**Pernyataan Tugas**: Salin ulang seluruh entri di bawah ini kata demi kata, tetapi jangan sertakan gambarnya.
★ ★ ★
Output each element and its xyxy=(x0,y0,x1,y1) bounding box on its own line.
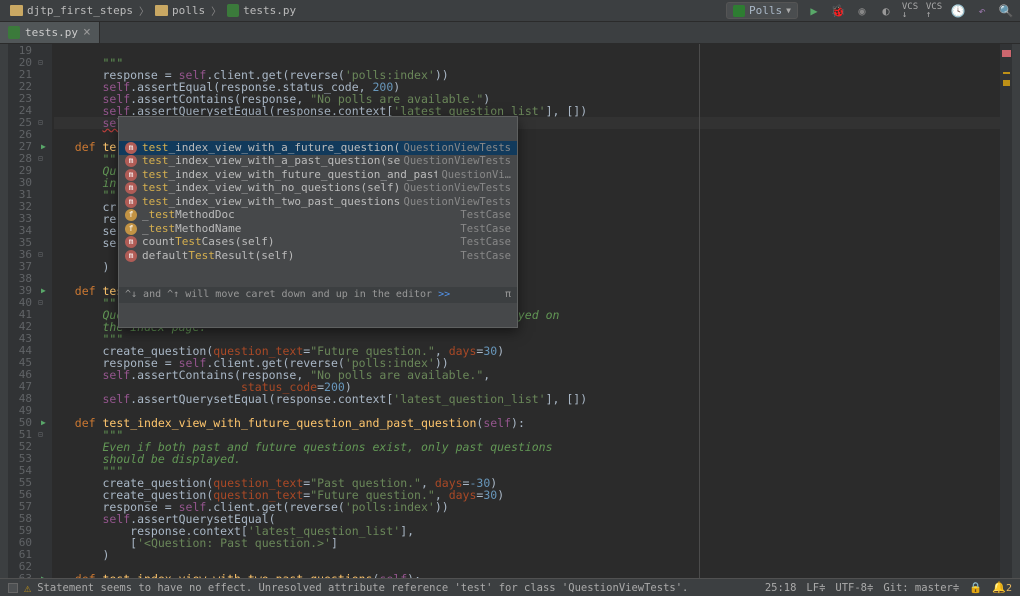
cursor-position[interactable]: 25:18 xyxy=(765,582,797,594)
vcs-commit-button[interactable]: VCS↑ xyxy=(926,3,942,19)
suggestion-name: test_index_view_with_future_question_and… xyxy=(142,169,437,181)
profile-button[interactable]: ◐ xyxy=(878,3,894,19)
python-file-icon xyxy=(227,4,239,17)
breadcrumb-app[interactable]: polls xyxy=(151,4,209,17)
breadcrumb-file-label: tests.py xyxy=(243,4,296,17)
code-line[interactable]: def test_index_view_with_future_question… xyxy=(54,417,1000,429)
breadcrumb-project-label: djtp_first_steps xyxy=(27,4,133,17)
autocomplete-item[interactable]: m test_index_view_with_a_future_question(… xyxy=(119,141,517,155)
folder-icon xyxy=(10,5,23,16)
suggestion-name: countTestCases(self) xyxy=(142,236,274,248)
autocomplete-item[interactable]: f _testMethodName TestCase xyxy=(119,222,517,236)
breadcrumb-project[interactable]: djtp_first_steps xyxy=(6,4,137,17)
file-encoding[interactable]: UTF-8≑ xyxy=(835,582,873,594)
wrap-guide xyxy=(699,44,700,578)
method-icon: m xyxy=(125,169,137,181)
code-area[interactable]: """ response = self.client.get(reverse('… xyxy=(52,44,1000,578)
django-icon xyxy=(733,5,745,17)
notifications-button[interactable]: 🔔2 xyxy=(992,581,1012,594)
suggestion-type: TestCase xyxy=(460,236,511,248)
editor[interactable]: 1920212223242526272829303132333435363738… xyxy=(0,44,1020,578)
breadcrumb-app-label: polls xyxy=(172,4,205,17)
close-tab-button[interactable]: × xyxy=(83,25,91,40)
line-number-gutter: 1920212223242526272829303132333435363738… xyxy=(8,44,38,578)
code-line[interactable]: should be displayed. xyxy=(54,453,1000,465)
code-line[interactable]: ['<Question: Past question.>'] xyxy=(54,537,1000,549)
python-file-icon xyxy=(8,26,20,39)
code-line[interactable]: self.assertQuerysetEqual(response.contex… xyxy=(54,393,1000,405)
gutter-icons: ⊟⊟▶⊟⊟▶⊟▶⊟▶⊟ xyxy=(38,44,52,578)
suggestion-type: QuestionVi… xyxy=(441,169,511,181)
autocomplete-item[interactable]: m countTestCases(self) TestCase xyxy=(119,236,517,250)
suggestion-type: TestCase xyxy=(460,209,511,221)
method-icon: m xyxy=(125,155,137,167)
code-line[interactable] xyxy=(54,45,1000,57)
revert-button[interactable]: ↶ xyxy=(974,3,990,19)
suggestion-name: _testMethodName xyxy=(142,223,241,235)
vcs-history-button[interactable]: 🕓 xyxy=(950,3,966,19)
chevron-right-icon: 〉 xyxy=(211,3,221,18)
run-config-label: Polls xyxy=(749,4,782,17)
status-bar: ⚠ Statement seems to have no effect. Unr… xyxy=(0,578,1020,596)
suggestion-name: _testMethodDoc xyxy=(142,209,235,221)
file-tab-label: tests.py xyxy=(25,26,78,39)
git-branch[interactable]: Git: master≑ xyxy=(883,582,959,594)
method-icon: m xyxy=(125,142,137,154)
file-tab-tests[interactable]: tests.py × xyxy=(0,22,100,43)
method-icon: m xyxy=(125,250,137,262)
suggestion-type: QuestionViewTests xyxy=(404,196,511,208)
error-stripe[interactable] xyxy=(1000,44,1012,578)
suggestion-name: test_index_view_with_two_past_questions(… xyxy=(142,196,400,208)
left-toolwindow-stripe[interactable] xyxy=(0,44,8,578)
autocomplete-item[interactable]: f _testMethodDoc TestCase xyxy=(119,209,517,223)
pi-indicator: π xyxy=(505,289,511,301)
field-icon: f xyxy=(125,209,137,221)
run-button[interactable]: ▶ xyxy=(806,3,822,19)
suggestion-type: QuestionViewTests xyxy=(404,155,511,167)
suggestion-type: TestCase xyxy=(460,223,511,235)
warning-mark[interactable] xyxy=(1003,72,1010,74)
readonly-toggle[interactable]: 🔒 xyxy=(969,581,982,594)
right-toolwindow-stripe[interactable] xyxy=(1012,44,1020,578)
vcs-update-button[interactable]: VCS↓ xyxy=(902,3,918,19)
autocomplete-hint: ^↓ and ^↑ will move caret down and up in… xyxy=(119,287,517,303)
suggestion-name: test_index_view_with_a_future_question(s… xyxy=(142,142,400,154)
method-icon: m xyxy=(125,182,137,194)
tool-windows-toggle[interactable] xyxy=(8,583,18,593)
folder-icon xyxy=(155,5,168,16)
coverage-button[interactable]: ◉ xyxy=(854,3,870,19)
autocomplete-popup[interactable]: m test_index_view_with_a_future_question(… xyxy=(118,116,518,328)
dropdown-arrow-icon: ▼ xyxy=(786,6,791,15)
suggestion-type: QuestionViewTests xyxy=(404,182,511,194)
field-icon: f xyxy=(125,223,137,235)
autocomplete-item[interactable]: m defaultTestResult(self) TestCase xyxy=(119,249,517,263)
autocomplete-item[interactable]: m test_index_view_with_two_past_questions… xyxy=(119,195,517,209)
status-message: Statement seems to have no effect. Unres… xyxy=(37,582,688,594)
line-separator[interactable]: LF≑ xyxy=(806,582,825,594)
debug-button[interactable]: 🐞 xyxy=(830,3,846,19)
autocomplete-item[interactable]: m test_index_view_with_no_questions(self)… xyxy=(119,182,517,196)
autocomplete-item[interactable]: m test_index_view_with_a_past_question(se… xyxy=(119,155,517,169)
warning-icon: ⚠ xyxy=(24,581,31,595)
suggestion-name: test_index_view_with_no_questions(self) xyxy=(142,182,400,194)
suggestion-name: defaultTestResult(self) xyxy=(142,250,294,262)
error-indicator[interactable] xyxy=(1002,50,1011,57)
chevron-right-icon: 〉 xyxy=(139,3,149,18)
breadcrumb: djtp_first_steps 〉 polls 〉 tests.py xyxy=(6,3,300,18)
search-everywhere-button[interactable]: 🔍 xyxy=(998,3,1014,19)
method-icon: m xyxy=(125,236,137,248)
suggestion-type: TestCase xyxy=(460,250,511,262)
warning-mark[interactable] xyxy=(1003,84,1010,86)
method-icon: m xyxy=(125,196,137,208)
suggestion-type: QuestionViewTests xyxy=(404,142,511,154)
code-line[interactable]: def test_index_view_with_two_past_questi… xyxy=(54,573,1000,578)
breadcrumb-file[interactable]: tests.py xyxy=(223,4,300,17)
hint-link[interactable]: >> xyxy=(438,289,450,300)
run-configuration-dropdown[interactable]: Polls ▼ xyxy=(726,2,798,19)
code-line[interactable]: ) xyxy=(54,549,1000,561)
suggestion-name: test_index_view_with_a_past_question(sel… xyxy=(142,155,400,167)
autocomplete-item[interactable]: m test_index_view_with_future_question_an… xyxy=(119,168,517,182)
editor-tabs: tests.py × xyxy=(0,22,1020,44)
★ ★ ★
**Jawaban Tugas**:
Output each element and its xyxy=(x0,y0,x1,y1) bounding box on its own line.
cursor-position[interactable]: 25:18 xyxy=(765,582,797,594)
vcs-commit-button[interactable]: VCS↑ xyxy=(926,3,942,19)
suggestion-name: test_index_view_with_future_question_and… xyxy=(142,169,437,181)
profile-button[interactable]: ◐ xyxy=(878,3,894,19)
python-file-icon xyxy=(227,4,239,17)
breadcrumb-app[interactable]: polls xyxy=(151,4,209,17)
breadcrumb-file-label: tests.py xyxy=(243,4,296,17)
code-line[interactable]: def test_index_view_with_future_question… xyxy=(54,417,1000,429)
breadcrumb-project-label: djtp_first_steps xyxy=(27,4,133,17)
autocomplete-item[interactable]: m test_index_view_with_a_future_question(… xyxy=(119,141,517,155)
folder-icon xyxy=(10,5,23,16)
suggestion-name: countTestCases(self) xyxy=(142,236,274,248)
autocomplete-item[interactable]: f _testMethodName TestCase xyxy=(119,222,517,236)
breadcrumb-project[interactable]: djtp_first_steps xyxy=(6,4,137,17)
file-encoding[interactable]: UTF-8≑ xyxy=(835,582,873,594)
wrap-guide xyxy=(699,44,700,578)
method-icon: m xyxy=(125,169,137,181)
code-area[interactable]: """ response = self.client.get(reverse('… xyxy=(52,44,1000,578)
django-icon xyxy=(733,5,745,17)
notifications-button[interactable]: 🔔2 xyxy=(992,581,1012,594)
suggestion-type: TestCase xyxy=(460,236,511,248)
editor[interactable]: 1920212223242526272829303132333435363738… xyxy=(0,44,1020,578)
breadcrumb-app-label: polls xyxy=(172,4,205,17)
close-tab-button[interactable]: × xyxy=(83,25,91,40)
line-number-gutter: 1920212223242526272829303132333435363738… xyxy=(8,44,38,578)
code-line[interactable]: should be displayed. xyxy=(54,453,1000,465)
code-line[interactable]: ['<Question: Past question.>'] xyxy=(54,537,1000,549)
python-file-icon xyxy=(8,26,20,39)
code-line[interactable]: self.assertQuerysetEqual(response.contex… xyxy=(54,393,1000,405)
gutter-icons: ⊟⊟▶⊟⊟▶⊟▶⊟▶⊟ xyxy=(38,44,52,578)
suggestion-type: QuestionVi… xyxy=(441,169,511,181)
autocomplete-item[interactable]: m countTestCases(self) TestCase xyxy=(119,236,517,250)
suggestion-type: TestCase xyxy=(460,209,511,221)
method-icon: m xyxy=(125,155,137,167)
code-line[interactable] xyxy=(54,45,1000,57)
revert-button[interactable]: ↶ xyxy=(974,3,990,19)
suggestion-name: _testMethodName xyxy=(142,223,241,235)
vcs-history-button[interactable]: 🕓 xyxy=(950,3,966,19)
chevron-right-icon: 〉 xyxy=(211,3,221,18)
run-config-label: Polls xyxy=(749,4,782,17)
status-bar: ⚠ Statement seems to have no effect. Unr… xyxy=(0,578,1020,596)
suggestion-name: _testMethodDoc xyxy=(142,209,235,221)
file-tab-label: tests.py xyxy=(25,26,78,39)
git-branch[interactable]: Git: master≑ xyxy=(883,582,959,594)
method-icon: m xyxy=(125,142,137,154)
file-tab-tests[interactable]: tests.py × xyxy=(0,22,100,43)
method-icon: m xyxy=(125,250,137,262)
suggestion-type: QuestionViewTests xyxy=(404,196,511,208)
error-stripe[interactable] xyxy=(1000,44,1012,578)
suggestion-name: test_index_view_with_two_past_questions(… xyxy=(142,196,400,208)
left-toolwindow-stripe[interactable] xyxy=(0,44,8,578)
autocomplete-item[interactable]: f _testMethodDoc TestCase xyxy=(119,209,517,223)
pi-indicator: π xyxy=(505,289,511,301)
field-icon: f xyxy=(125,209,137,221)
run-button[interactable]: ▶ xyxy=(806,3,822,19)
suggestion-type: QuestionViewTests xyxy=(404,155,511,167)
suggestion-type: TestCase xyxy=(460,223,511,235)
warning-mark[interactable] xyxy=(1003,72,1010,74)
readonly-toggle[interactable]: 🔒 xyxy=(969,581,982,594)
right-toolwindow-stripe[interactable] xyxy=(1012,44,1020,578)
vcs-update-button[interactable]: VCS↓ xyxy=(902,3,918,19)
autocomplete-hint: ^↓ and ^↑ will move caret down and up in… xyxy=(119,287,517,303)
suggestion-name: test_index_view_with_a_future_question(s… xyxy=(142,142,400,154)
method-icon: m xyxy=(125,182,137,194)
tool-windows-toggle[interactable] xyxy=(8,583,18,593)
folder-icon xyxy=(155,5,168,16)
coverage-button[interactable]: ◉ xyxy=(854,3,870,19)
autocomplete-popup[interactable]: m test_index_view_with_a_future_question(… xyxy=(118,116,518,328)
dropdown-arrow-icon: ▼ xyxy=(786,6,791,15)
suggestion-type: QuestionViewTests xyxy=(404,182,511,194)
field-icon: f xyxy=(125,223,137,235)
autocomplete-item[interactable]: m defaultTestResult(self) TestCase xyxy=(119,249,517,263)
autocomplete-item[interactable]: m test_index_view_with_two_past_questions… xyxy=(119,195,517,209)
status-message: Statement seems to have no effect. Unres… xyxy=(37,582,688,594)
line-separator[interactable]: LF≑ xyxy=(806,582,825,594)
debug-button[interactable]: 🐞 xyxy=(830,3,846,19)
autocomplete-item[interactable]: m test_index_view_with_no_questions(self)… xyxy=(119,182,517,196)
autocomplete-item[interactable]: m test_index_view_with_a_past_question(se… xyxy=(119,155,517,169)
warning-icon: ⚠ xyxy=(24,581,31,595)
suggestion-name: test_index_view_with_no_questions(self) xyxy=(142,182,400,194)
suggestion-name: defaultTestResult(self) xyxy=(142,250,294,262)
error-indicator[interactable] xyxy=(1002,50,1011,57)
chevron-right-icon: 〉 xyxy=(139,3,149,18)
breadcrumb: djtp_first_steps 〉 polls 〉 tests.py xyxy=(6,3,300,18)
search-everywhere-button[interactable]: 🔍 xyxy=(998,3,1014,19)
method-icon: m xyxy=(125,236,137,248)
suggestion-type: TestCase xyxy=(460,250,511,262)
warning-mark[interactable] xyxy=(1003,84,1010,86)
method-icon: m xyxy=(125,196,137,208)
suggestion-type: QuestionViewTests xyxy=(404,142,511,154)
code-line[interactable]: def test_index_view_with_two_past_questi… xyxy=(54,573,1000,578)
breadcrumb-file[interactable]: tests.py xyxy=(223,4,300,17)
hint-link[interactable]: >> xyxy=(438,289,450,300)
run-configuration-dropdown[interactable]: Polls ▼ xyxy=(726,2,798,19)
code-line[interactable]: ) xyxy=(54,549,1000,561)
suggestion-name: test_index_view_with_a_past_question(sel… xyxy=(142,155,400,167)
autocomplete-item[interactable]: m test_index_view_with_future_question_an… xyxy=(119,168,517,182)
editor-tabs: tests.py × xyxy=(0,22,1020,44)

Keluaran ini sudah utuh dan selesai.